REQUIRED TASK: Give all the lines below again, exactly, with no pictures.

Start of RECORDS PROVIDED

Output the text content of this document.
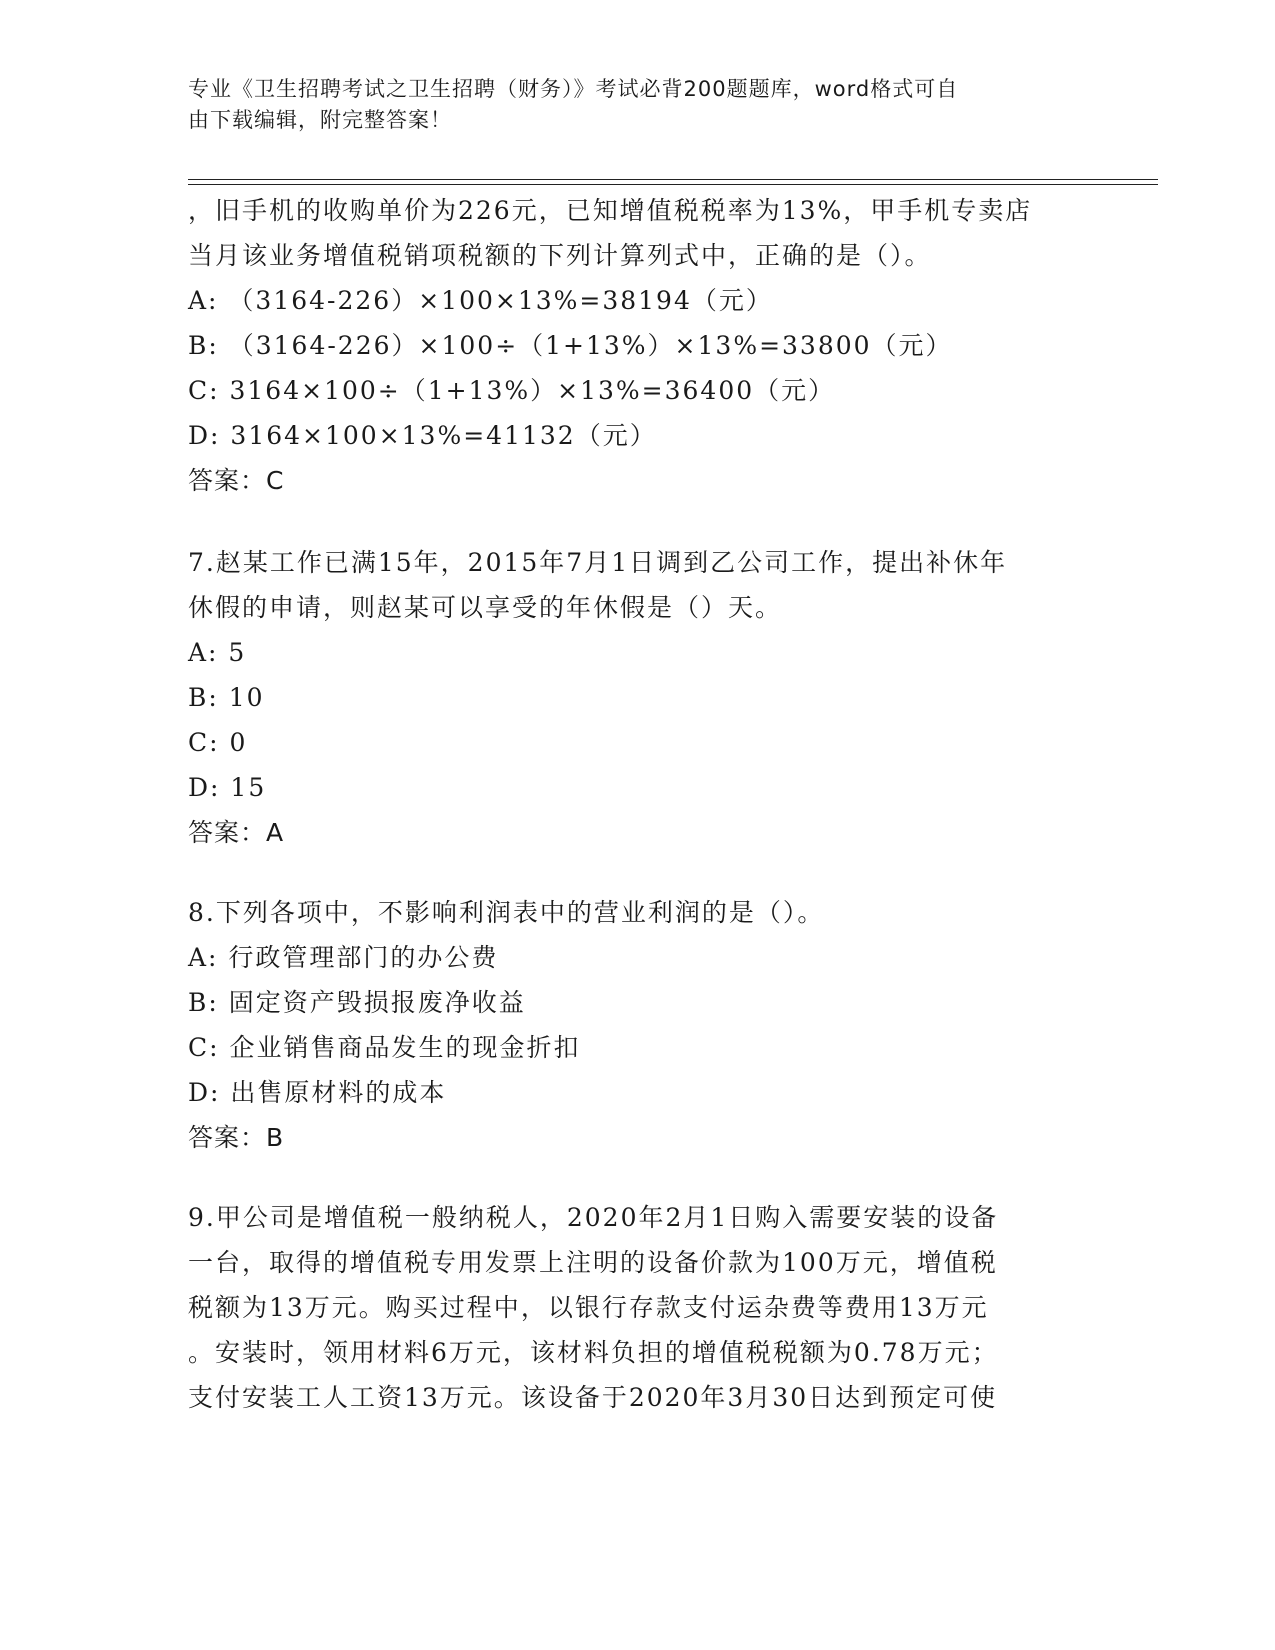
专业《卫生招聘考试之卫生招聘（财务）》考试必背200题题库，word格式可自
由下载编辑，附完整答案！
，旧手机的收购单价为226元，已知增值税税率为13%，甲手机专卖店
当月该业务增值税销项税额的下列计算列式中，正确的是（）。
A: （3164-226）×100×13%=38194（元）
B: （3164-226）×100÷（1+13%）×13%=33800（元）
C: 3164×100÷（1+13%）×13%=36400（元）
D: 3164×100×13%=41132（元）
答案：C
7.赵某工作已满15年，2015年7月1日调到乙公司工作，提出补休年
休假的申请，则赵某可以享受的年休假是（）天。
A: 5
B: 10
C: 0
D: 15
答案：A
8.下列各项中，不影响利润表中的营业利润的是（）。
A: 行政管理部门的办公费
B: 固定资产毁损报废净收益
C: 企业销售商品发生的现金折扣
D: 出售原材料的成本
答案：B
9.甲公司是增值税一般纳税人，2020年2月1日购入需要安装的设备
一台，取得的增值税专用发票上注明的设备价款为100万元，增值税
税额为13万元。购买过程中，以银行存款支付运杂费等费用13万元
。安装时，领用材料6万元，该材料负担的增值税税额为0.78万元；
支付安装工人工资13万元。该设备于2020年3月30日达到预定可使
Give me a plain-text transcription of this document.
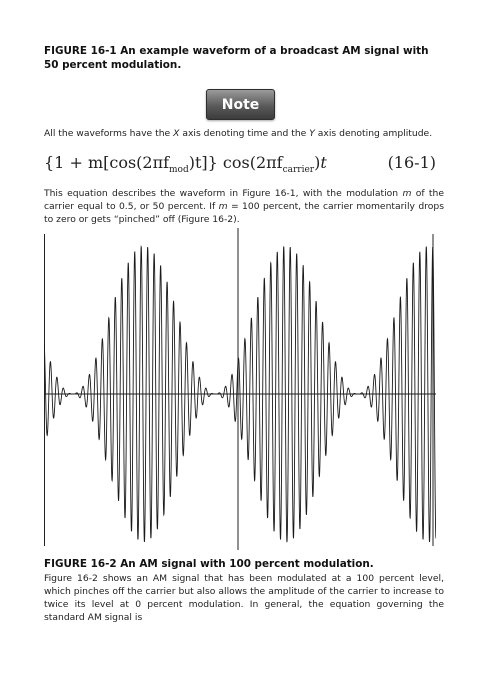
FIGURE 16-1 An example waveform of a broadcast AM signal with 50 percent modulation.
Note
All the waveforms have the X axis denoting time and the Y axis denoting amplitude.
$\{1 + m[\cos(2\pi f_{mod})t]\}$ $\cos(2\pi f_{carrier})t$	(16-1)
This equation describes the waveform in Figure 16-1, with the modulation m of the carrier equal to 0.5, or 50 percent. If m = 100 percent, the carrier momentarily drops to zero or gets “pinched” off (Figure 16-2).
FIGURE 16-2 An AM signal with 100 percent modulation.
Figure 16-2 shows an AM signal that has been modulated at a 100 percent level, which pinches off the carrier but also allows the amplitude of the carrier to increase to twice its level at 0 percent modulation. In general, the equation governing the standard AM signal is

End of RECORDS PROVIDED

ANSWER TO THE EXERCISE:
Output the text content of this document.
专业《卫生招聘考试之卫生招聘（财务）》考试必背200题题库，word格式可自
由下载编辑，附完整答案！
，旧手机的收购单价为226元，已知增值税税率为13%，甲手机专卖店
当月该业务增值税销项税额的下列计算列式中，正确的是（）。
A: （3164-226）×100×13%=38194（元）
B: （3164-226）×100÷（1+13%）×13%=33800（元）
C: 3164×100÷（1+13%）×13%=36400（元）
D: 3164×100×13%=41132（元）
答案：C
7.赵某工作已满15年，2015年7月1日调到乙公司工作，提出补休年
休假的申请，则赵某可以享受的年休假是（）天。
A: 5
B: 10
C: 0
D: 15
答案：A
8.下列各项中，不影响利润表中的营业利润的是（）。
A: 行政管理部门的办公费
B: 固定资产毁损报废净收益
C: 企业销售商品发生的现金折扣
D: 出售原材料的成本
答案：B
9.甲公司是增值税一般纳税人，2020年2月1日购入需要安装的设备
一台，取得的增值税专用发票上注明的设备价款为100万元，增值税
税额为13万元。购买过程中，以银行存款支付运杂费等费用13万元
。安装时，领用材料6万元，该材料负担的增值税税额为0.78万元；
支付安装工人工资13万元。该设备于2020年3月30日达到预定可使
Give me a plain-text transcription of this document.
FIGURE 16-1 An example waveform of a broadcast AM signal with 50 percent modulation.
Note
All the waveforms have the X axis denoting time and the Y axis denoting amplitude.
$\{1 + m[\cos(2\pi f_{mod})t]\}$ $\cos(2\pi f_{carrier})t$	(16-1)
This equation describes the waveform in Figure 16-1, with the modulation m of the carrier equal to 0.5, or 50 percent. If m = 100 percent, the carrier momentarily drops to zero or gets “pinched” off (Figure 16-2).
FIGURE 16-2 An AM signal with 100 percent modulation.
Figure 16-2 shows an AM signal that has been modulated at a 100 percent level, which pinches off the carrier but also allows the amplitude of the carrier to increase to twice its level at 0 percent modulation. In general, the equation governing the standard AM signal is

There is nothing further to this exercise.